Task prompt ::
In the material below, count the lines with the word "Pixel" and state that number only.

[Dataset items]

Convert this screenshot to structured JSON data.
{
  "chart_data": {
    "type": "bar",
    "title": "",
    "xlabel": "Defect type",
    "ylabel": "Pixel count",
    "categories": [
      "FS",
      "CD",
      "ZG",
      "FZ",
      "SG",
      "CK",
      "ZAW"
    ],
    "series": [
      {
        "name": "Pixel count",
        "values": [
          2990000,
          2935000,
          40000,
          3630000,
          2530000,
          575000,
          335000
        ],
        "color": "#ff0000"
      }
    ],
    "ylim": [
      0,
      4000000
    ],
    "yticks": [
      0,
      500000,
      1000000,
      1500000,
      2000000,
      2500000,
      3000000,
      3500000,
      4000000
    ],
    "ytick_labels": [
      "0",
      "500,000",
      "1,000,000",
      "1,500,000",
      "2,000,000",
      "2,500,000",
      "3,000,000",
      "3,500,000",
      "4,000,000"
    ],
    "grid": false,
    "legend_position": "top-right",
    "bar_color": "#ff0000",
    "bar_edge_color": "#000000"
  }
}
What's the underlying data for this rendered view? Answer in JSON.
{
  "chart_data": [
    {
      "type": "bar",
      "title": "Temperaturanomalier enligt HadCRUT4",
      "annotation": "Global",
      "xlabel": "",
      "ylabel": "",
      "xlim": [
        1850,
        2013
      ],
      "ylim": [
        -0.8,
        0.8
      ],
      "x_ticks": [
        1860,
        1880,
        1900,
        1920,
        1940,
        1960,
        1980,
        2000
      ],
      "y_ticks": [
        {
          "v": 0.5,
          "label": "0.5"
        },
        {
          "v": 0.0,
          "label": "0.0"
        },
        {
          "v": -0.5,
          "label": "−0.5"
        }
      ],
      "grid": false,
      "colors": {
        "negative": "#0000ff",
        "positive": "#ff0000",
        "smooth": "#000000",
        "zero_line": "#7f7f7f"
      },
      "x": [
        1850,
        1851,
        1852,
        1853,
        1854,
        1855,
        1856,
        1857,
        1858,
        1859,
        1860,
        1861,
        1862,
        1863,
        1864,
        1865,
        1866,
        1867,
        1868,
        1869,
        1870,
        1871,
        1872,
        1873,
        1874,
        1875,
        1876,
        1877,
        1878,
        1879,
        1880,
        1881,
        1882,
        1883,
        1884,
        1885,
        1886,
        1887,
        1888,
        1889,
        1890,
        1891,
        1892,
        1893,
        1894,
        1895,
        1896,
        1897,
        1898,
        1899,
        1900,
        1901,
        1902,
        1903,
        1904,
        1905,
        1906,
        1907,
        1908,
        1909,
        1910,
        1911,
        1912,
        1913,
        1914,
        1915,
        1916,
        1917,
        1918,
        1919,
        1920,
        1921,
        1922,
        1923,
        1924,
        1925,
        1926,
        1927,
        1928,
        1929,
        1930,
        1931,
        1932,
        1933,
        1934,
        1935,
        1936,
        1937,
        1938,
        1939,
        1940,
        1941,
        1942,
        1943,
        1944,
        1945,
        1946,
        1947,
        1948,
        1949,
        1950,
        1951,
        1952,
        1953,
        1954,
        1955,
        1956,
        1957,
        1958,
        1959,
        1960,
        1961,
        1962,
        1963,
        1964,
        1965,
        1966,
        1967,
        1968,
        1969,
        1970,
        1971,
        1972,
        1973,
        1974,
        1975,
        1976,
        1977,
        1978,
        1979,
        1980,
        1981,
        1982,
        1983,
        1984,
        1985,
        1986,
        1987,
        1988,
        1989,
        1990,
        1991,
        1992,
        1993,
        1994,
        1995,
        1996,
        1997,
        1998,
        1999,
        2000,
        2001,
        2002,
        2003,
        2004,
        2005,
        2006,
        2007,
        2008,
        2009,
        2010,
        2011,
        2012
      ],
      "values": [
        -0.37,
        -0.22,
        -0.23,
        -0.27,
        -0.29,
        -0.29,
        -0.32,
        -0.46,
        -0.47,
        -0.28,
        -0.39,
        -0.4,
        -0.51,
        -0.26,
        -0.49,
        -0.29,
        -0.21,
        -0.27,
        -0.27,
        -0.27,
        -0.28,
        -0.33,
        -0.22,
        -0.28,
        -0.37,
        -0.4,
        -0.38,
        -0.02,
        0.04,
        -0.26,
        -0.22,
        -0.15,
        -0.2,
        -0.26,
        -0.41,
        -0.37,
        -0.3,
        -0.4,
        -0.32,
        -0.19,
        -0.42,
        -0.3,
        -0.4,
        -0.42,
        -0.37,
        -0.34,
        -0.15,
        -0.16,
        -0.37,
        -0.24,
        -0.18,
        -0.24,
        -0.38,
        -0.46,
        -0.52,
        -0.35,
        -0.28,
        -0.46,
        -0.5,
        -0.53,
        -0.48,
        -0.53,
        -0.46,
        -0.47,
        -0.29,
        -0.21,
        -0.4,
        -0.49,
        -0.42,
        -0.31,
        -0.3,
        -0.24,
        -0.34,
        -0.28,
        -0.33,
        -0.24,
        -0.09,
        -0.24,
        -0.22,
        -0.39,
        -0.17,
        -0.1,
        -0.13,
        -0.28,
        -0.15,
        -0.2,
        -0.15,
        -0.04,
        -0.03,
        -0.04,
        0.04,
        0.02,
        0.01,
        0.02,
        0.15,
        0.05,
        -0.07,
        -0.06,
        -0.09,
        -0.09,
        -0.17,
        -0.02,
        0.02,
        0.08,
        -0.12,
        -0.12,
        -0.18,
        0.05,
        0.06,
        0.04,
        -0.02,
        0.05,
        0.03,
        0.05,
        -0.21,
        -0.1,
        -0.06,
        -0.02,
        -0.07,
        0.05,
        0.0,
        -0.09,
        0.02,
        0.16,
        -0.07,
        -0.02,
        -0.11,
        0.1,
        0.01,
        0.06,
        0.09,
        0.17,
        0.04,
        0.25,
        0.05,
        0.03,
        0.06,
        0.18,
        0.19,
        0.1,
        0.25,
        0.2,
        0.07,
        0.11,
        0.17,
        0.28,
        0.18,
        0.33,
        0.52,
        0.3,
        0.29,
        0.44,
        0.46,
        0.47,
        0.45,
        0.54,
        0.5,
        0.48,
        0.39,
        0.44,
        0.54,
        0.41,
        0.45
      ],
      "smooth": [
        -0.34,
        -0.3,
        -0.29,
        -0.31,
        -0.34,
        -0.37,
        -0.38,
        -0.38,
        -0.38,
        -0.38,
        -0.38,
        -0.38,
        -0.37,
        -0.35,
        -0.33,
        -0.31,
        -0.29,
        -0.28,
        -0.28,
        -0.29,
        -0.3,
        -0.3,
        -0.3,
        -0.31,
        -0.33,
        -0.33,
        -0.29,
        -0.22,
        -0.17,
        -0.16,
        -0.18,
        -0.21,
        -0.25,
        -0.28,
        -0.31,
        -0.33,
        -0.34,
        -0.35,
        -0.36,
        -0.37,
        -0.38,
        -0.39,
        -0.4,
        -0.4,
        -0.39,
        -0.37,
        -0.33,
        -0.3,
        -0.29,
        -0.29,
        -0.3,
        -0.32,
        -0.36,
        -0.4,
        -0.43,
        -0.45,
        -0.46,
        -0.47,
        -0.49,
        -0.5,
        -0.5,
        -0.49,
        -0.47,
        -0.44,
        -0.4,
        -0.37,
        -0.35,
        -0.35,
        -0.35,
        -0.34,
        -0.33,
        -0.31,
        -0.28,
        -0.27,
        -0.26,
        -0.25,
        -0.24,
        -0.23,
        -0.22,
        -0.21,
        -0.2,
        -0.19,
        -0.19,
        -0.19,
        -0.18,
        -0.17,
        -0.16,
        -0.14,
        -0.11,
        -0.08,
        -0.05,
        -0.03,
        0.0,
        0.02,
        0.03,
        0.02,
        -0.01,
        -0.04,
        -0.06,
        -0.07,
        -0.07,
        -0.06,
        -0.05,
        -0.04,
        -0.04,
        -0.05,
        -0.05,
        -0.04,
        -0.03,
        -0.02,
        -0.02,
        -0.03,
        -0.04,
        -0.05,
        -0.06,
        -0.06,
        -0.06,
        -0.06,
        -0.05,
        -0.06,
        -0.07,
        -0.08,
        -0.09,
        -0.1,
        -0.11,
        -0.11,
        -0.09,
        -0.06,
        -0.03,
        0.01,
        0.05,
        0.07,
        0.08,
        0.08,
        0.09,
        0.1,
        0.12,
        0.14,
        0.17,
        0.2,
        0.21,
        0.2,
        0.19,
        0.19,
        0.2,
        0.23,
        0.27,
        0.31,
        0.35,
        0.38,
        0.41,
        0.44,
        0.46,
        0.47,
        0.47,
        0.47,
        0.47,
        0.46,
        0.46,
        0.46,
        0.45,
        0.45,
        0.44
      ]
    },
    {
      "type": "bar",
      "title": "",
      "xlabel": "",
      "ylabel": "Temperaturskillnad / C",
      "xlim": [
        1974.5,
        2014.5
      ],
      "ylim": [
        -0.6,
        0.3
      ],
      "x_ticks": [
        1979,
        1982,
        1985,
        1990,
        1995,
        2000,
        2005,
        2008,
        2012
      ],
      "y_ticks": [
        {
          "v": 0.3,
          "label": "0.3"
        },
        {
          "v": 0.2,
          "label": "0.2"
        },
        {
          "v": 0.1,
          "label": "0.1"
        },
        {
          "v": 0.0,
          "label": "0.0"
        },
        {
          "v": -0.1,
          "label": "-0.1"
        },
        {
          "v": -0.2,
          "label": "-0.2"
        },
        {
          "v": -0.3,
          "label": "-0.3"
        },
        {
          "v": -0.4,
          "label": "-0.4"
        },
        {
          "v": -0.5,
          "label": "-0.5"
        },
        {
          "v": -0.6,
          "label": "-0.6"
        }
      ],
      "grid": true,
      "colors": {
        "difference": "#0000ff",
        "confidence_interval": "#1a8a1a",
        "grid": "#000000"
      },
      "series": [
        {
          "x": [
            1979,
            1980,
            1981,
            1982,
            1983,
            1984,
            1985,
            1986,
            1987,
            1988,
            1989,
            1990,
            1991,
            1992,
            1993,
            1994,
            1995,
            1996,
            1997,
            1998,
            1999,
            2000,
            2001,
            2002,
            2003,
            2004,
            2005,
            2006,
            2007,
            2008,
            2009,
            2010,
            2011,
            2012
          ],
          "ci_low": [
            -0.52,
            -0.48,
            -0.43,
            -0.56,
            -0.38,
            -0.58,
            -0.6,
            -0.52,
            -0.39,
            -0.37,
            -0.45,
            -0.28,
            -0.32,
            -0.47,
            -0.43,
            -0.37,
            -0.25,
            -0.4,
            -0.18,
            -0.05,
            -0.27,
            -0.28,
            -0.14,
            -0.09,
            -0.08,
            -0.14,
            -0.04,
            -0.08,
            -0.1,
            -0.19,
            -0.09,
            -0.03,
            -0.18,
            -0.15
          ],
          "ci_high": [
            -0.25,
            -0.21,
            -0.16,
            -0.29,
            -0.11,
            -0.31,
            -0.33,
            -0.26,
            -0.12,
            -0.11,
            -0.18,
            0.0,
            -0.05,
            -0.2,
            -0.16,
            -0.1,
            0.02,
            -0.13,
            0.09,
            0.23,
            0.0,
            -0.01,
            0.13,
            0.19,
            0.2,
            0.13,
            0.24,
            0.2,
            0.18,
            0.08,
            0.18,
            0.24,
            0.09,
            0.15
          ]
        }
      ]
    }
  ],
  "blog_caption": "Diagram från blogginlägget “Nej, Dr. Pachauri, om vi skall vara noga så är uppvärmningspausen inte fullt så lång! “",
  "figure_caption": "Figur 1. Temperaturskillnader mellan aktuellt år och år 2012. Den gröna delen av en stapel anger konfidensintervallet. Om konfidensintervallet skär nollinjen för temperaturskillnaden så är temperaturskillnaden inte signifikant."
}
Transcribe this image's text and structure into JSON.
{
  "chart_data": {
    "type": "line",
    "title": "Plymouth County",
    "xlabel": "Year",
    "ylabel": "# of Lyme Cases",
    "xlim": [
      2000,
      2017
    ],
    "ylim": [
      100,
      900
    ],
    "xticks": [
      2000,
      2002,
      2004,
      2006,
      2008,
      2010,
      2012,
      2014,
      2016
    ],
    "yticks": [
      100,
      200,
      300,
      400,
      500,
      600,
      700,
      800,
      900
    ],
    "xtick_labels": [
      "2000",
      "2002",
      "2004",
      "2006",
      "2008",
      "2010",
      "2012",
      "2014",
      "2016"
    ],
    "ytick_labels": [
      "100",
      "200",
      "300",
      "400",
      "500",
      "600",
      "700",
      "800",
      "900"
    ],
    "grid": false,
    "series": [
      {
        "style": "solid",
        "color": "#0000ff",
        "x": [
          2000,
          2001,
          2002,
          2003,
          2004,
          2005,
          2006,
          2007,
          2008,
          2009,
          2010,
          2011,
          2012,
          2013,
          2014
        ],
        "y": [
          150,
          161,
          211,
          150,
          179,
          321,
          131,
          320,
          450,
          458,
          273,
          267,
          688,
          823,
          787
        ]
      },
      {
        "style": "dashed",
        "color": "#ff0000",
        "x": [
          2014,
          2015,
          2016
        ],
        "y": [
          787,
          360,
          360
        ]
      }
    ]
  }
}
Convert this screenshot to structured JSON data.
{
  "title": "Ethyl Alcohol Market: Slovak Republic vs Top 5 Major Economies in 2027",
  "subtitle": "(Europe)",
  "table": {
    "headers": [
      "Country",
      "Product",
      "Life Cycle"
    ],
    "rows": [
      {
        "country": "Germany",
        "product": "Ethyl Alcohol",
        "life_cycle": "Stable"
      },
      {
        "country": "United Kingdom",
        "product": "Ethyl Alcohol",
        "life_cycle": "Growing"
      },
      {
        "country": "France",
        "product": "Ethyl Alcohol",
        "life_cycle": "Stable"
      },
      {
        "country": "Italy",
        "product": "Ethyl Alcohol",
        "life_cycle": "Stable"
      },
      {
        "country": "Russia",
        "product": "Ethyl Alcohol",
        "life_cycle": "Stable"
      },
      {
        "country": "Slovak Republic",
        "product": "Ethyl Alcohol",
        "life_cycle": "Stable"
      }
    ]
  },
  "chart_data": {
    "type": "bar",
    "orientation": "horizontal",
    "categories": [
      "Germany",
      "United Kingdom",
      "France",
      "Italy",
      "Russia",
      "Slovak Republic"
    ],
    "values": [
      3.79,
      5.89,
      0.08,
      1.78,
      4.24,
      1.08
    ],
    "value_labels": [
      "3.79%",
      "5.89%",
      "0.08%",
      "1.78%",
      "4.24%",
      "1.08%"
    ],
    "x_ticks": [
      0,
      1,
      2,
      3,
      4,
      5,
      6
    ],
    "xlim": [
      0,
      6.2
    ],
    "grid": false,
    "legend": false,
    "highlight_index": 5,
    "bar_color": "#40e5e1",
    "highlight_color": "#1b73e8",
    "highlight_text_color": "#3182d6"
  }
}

In response ::
2